[Source records]
..............................
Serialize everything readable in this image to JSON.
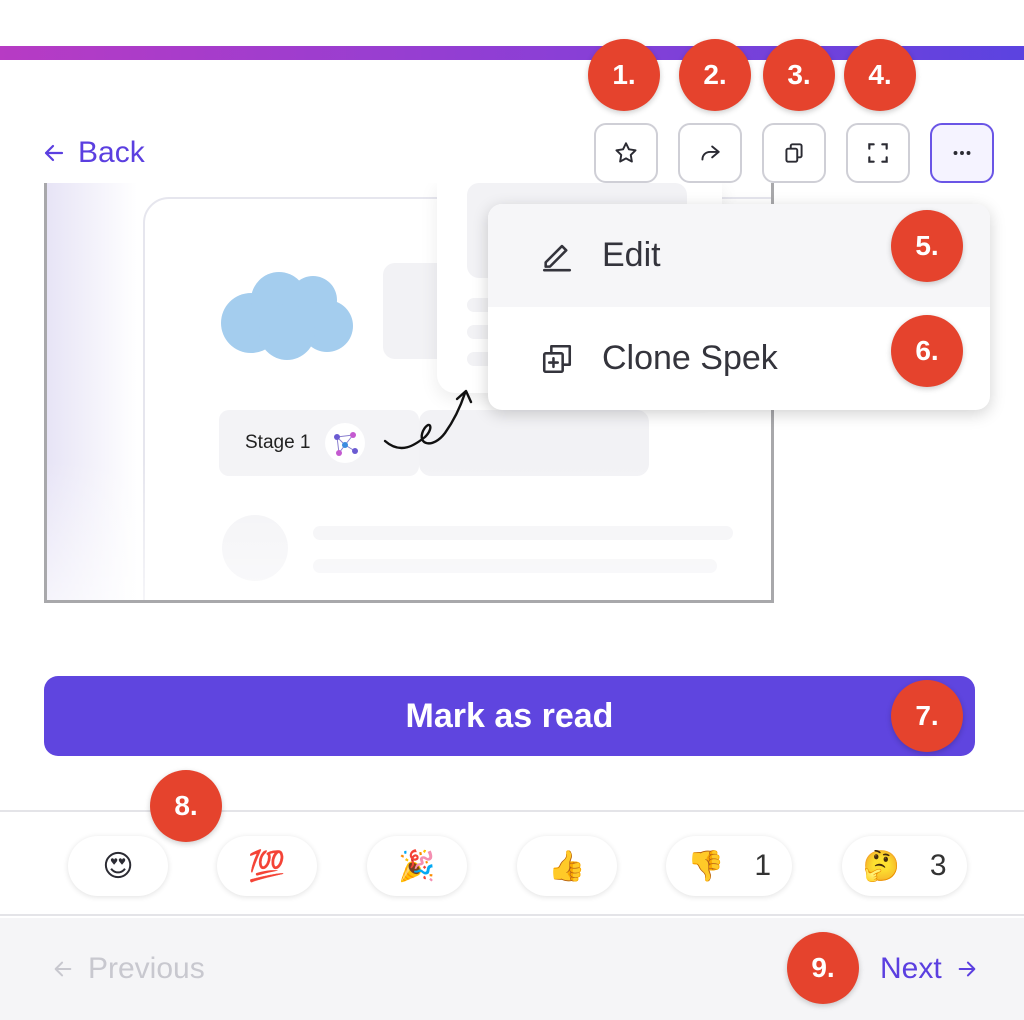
{
  "header": {
    "accent_gradient": [
      "#b73bc4",
      "#5b43e0"
    ]
  },
  "nav": {
    "back_label": "Back"
  },
  "toolbar": {
    "buttons": [
      {
        "name": "favorite",
        "icon": "star-icon"
      },
      {
        "name": "share",
        "icon": "share-arrow-icon"
      },
      {
        "name": "copy",
        "icon": "copy-icon"
      },
      {
        "name": "fullscreen",
        "icon": "fullscreen-icon"
      },
      {
        "name": "more",
        "icon": "more-horizontal-icon"
      }
    ]
  },
  "menu": {
    "items": [
      {
        "label": "Edit",
        "icon": "pencil-icon"
      },
      {
        "label": "Clone Spek",
        "icon": "clone-icon"
      }
    ]
  },
  "preview": {
    "stage_label": "Stage 1"
  },
  "primary_action": {
    "label": "Mark as read",
    "color": "#5f45df"
  },
  "reactions": [
    {
      "emoji": "😍",
      "name": "heart-eyes",
      "count": ""
    },
    {
      "emoji": "💯",
      "name": "hundred",
      "count": ""
    },
    {
      "emoji": "🎉",
      "name": "party-popper",
      "count": ""
    },
    {
      "emoji": "👍",
      "name": "thumbs-up",
      "count": ""
    },
    {
      "emoji": "👎",
      "name": "thumbs-down",
      "count": "1"
    },
    {
      "emoji": "🤔",
      "name": "thinking-face",
      "count": "3"
    }
  ],
  "pagination": {
    "previous_label": "Previous",
    "next_label": "Next"
  },
  "badges": [
    "1.",
    "2.",
    "3.",
    "4.",
    "5.",
    "6.",
    "7.",
    "8.",
    "9."
  ],
  "badge_color": "#e5432d"
}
..............................
Required task: Each record above must be returned exactly as written, with its pictures omitted.

Response:
Serialize everything readable in this image to JSON.
{
  "header": {
    "accent_gradient": [
      "#b73bc4",
      "#5b43e0"
    ]
  },
  "nav": {
    "back_label": "Back"
  },
  "toolbar": {
    "buttons": [
      {
        "name": "favorite",
        "icon": "star-icon"
      },
      {
        "name": "share",
        "icon": "share-arrow-icon"
      },
      {
        "name": "copy",
        "icon": "copy-icon"
      },
      {
        "name": "fullscreen",
        "icon": "fullscreen-icon"
      },
      {
        "name": "more",
        "icon": "more-horizontal-icon"
      }
    ]
  },
  "menu": {
    "items": [
      {
        "label": "Edit",
        "icon": "pencil-icon"
      },
      {
        "label": "Clone Spek",
        "icon": "clone-icon"
      }
    ]
  },
  "preview": {
    "stage_label": "Stage 1"
  },
  "primary_action": {
    "label": "Mark as read",
    "color": "#5f45df"
  },
  "reactions": [
    {
      "emoji": "😍",
      "name": "heart-eyes",
      "count": ""
    },
    {
      "emoji": "💯",
      "name": "hundred",
      "count": ""
    },
    {
      "emoji": "🎉",
      "name": "party-popper",
      "count": ""
    },
    {
      "emoji": "👍",
      "name": "thumbs-up",
      "count": ""
    },
    {
      "emoji": "👎",
      "name": "thumbs-down",
      "count": "1"
    },
    {
      "emoji": "🤔",
      "name": "thinking-face",
      "count": "3"
    }
  ],
  "pagination": {
    "previous_label": "Previous",
    "next_label": "Next"
  },
  "badges": [
    "1.",
    "2.",
    "3.",
    "4.",
    "5.",
    "6.",
    "7.",
    "8.",
    "9."
  ],
  "badge_color": "#e5432d"
}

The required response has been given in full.